List each line of the data that holds the word "values".

....................

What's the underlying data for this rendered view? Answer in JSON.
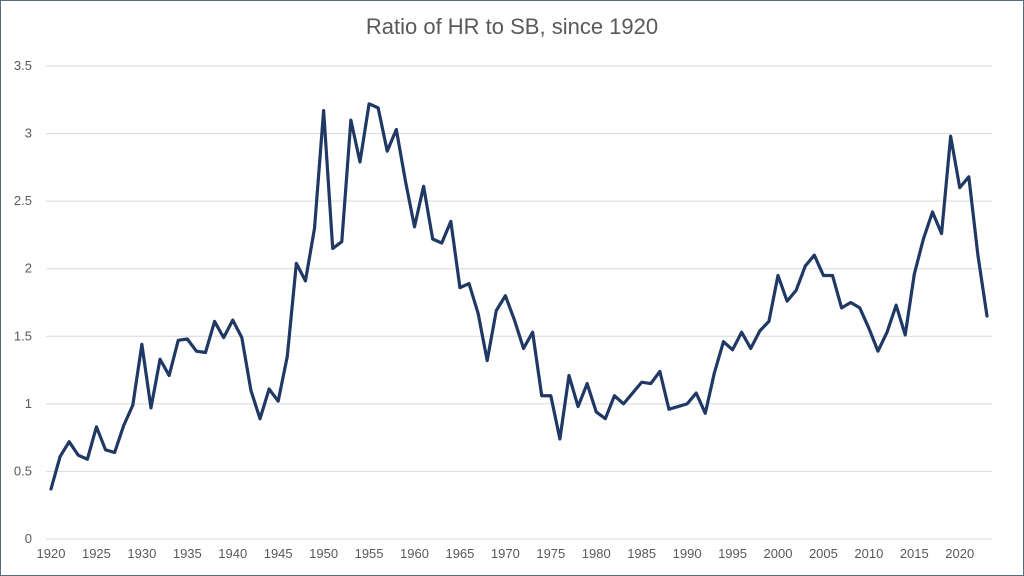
{
  "chart_data": {
    "type": "line",
    "title": "Ratio of HR to SB, since 1920",
    "xlabel": "",
    "ylabel": "",
    "xlim": [
      1920,
      2023
    ],
    "ylim": [
      0,
      3.5
    ],
    "grid": true,
    "legend": "none",
    "x_ticks": [
      1920,
      1925,
      1930,
      1935,
      1940,
      1945,
      1950,
      1955,
      1960,
      1965,
      1970,
      1975,
      1980,
      1985,
      1990,
      1995,
      2000,
      2005,
      2010,
      2015,
      2020
    ],
    "y_ticks": [
      0,
      0.5,
      1,
      1.5,
      2,
      2.5,
      3,
      3.5
    ],
    "x_tick_labels": [
      "1920",
      "1925",
      "1930",
      "1935",
      "1940",
      "1945",
      "1950",
      "1955",
      "1960",
      "1965",
      "1970",
      "1975",
      "1980",
      "1985",
      "1990",
      "1995",
      "2000",
      "2005",
      "2010",
      "2015",
      "2020"
    ],
    "y_tick_labels": [
      "0",
      "0.5",
      "1",
      "1.5",
      "2",
      "2.5",
      "3",
      "3.5"
    ],
    "series": [
      {
        "color": "#203864",
        "x": [
          1920,
          1921,
          1922,
          1923,
          1924,
          1925,
          1926,
          1927,
          1928,
          1929,
          1930,
          1931,
          1932,
          1933,
          1934,
          1935,
          1936,
          1937,
          1938,
          1939,
          1940,
          1941,
          1942,
          1943,
          1944,
          1945,
          1946,
          1947,
          1948,
          1949,
          1950,
          1951,
          1952,
          1953,
          1954,
          1955,
          1956,
          1957,
          1958,
          1959,
          1960,
          1961,
          1962,
          1963,
          1964,
          1965,
          1966,
          1967,
          1968,
          1969,
          1970,
          1971,
          1972,
          1973,
          1974,
          1975,
          1976,
          1977,
          1978,
          1979,
          1980,
          1981,
          1982,
          1983,
          1984,
          1985,
          1986,
          1987,
          1988,
          1989,
          1990,
          1991,
          1992,
          1993,
          1994,
          1995,
          1996,
          1997,
          1998,
          1999,
          2000,
          2001,
          2002,
          2003,
          2004,
          2005,
          2006,
          2007,
          2008,
          2009,
          2010,
          2011,
          2012,
          2013,
          2014,
          2015,
          2016,
          2017,
          2018,
          2019,
          2020,
          2021,
          2022,
          2023
        ],
        "values": [
          0.37,
          0.61,
          0.72,
          0.62,
          0.59,
          0.83,
          0.66,
          0.64,
          0.84,
          0.99,
          1.44,
          0.97,
          1.33,
          1.21,
          1.47,
          1.48,
          1.39,
          1.38,
          1.61,
          1.49,
          1.62,
          1.49,
          1.1,
          0.89,
          1.11,
          1.02,
          1.35,
          2.04,
          1.91,
          2.3,
          3.17,
          2.15,
          2.2,
          3.1,
          2.79,
          3.22,
          3.19,
          2.87,
          3.03,
          2.65,
          2.31,
          2.61,
          2.22,
          2.19,
          2.35,
          1.86,
          1.89,
          1.67,
          1.32,
          1.69,
          1.8,
          1.62,
          1.41,
          1.53,
          1.06,
          1.06,
          0.74,
          1.21,
          0.98,
          1.15,
          0.94,
          0.89,
          1.06,
          1.0,
          1.08,
          1.16,
          1.15,
          1.24,
          0.96,
          0.98,
          1.0,
          1.08,
          0.93,
          1.23,
          1.46,
          1.4,
          1.53,
          1.41,
          1.54,
          1.61,
          1.95,
          1.76,
          1.84,
          2.02,
          2.1,
          1.95,
          1.95,
          1.71,
          1.75,
          1.71,
          1.56,
          1.39,
          1.53,
          1.73,
          1.51,
          1.96,
          2.22,
          2.42,
          2.26,
          2.98,
          2.6,
          2.68,
          2.1,
          1.65
        ]
      }
    ]
  }
}
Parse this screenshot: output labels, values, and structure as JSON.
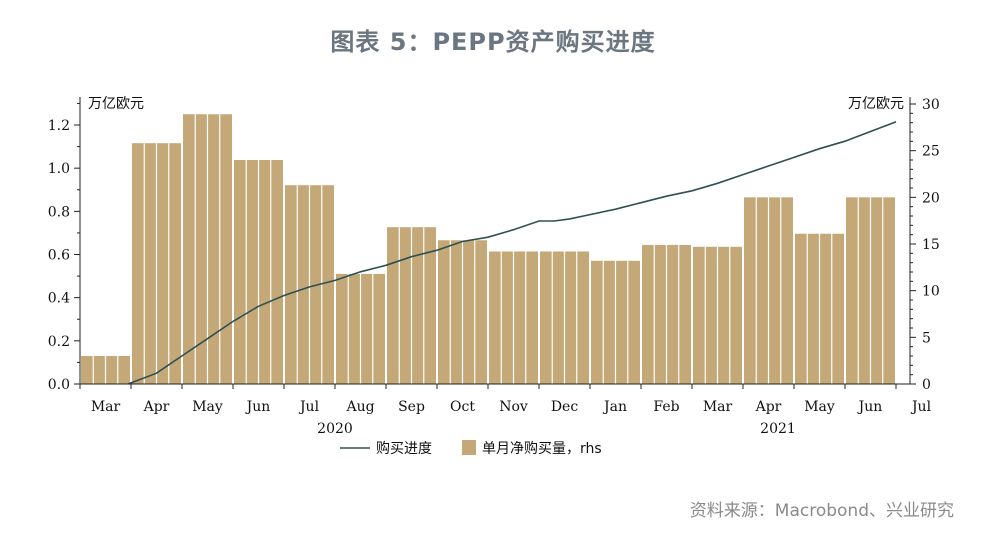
{
  "title": "图表 5：PEPP资产购买进度",
  "source": "资料来源：Macrobond、兴业研究",
  "chart_data": {
    "type": "bar+line",
    "left_axis_unit": "万亿欧元",
    "right_axis_unit": "万亿欧元",
    "left_ylim": [
      0,
      1.3
    ],
    "left_ticks": [
      "0.0",
      "0.2",
      "0.4",
      "0.6",
      "0.8",
      "1.0",
      "1.2"
    ],
    "right_ylim": [
      0,
      30
    ],
    "right_ticks": [
      "0",
      "5",
      "10",
      "15",
      "20",
      "25",
      "30"
    ],
    "month_labels": [
      "Mar",
      "Apr",
      "May",
      "Jun",
      "Jul",
      "Aug",
      "Sep",
      "Oct",
      "Nov",
      "Dec",
      "Jan",
      "Feb",
      "Mar",
      "Apr",
      "May",
      "Jun",
      "Jul"
    ],
    "year_labels": [
      "2020",
      "2021"
    ],
    "legend": {
      "line": "购买进度",
      "bars": "单月净购买量，rhs"
    },
    "bars": [
      {
        "month": "Mar 2020",
        "value": 3.0
      },
      {
        "month": "Apr 2020",
        "value": 25.8
      },
      {
        "month": "May 2020",
        "value": 28.9
      },
      {
        "month": "Jun 2020",
        "value": 24.0
      },
      {
        "month": "Jul 2020",
        "value": 21.3
      },
      {
        "month": "Aug 2020",
        "value": 11.8
      },
      {
        "month": "Sep 2020",
        "value": 16.8
      },
      {
        "month": "Oct 2020",
        "value": 15.4
      },
      {
        "month": "Nov 2020",
        "value": 14.2
      },
      {
        "month": "Dec 2020",
        "value": 14.2
      },
      {
        "month": "Jan 2021",
        "value": 13.2
      },
      {
        "month": "Feb 2021",
        "value": 14.9
      },
      {
        "month": "Mar 2021",
        "value": 14.7
      },
      {
        "month": "Apr 2021",
        "value": 20.0
      },
      {
        "month": "May 2021",
        "value": 16.1
      },
      {
        "month": "Jun 2021",
        "value": 20.0
      }
    ],
    "line": {
      "name": "购买进度",
      "points": [
        {
          "t": 0.95,
          "y": 0.0
        },
        {
          "t": 1.0,
          "y": 0.005
        },
        {
          "t": 1.5,
          "y": 0.05
        },
        {
          "t": 2.0,
          "y": 0.13
        },
        {
          "t": 2.5,
          "y": 0.21
        },
        {
          "t": 3.0,
          "y": 0.29
        },
        {
          "t": 3.5,
          "y": 0.36
        },
        {
          "t": 4.0,
          "y": 0.41
        },
        {
          "t": 4.5,
          "y": 0.45
        },
        {
          "t": 5.0,
          "y": 0.48
        },
        {
          "t": 5.5,
          "y": 0.52
        },
        {
          "t": 6.0,
          "y": 0.55
        },
        {
          "t": 6.5,
          "y": 0.59
        },
        {
          "t": 7.0,
          "y": 0.62
        },
        {
          "t": 7.5,
          "y": 0.66
        },
        {
          "t": 8.0,
          "y": 0.68
        },
        {
          "t": 8.5,
          "y": 0.715
        },
        {
          "t": 9.0,
          "y": 0.755
        },
        {
          "t": 9.3,
          "y": 0.755
        },
        {
          "t": 9.6,
          "y": 0.765
        },
        {
          "t": 10.0,
          "y": 0.785
        },
        {
          "t": 10.5,
          "y": 0.81
        },
        {
          "t": 11.0,
          "y": 0.84
        },
        {
          "t": 11.5,
          "y": 0.87
        },
        {
          "t": 12.0,
          "y": 0.895
        },
        {
          "t": 12.5,
          "y": 0.93
        },
        {
          "t": 13.0,
          "y": 0.97
        },
        {
          "t": 13.5,
          "y": 1.01
        },
        {
          "t": 14.0,
          "y": 1.05
        },
        {
          "t": 14.5,
          "y": 1.09
        },
        {
          "t": 15.0,
          "y": 1.125
        },
        {
          "t": 15.5,
          "y": 1.17
        },
        {
          "t": 16.0,
          "y": 1.215
        }
      ]
    },
    "colors": {
      "bar": "#c4a878",
      "line": "#2f5050",
      "axis": "#222222"
    }
  }
}
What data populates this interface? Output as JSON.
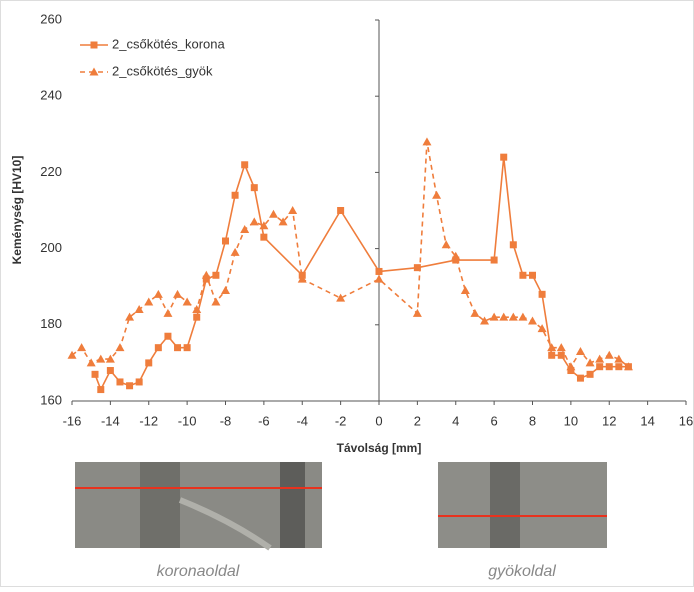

....................

Reply ▸
        "values": [
Parse this screenshot: output labels, values, and structure as JSON.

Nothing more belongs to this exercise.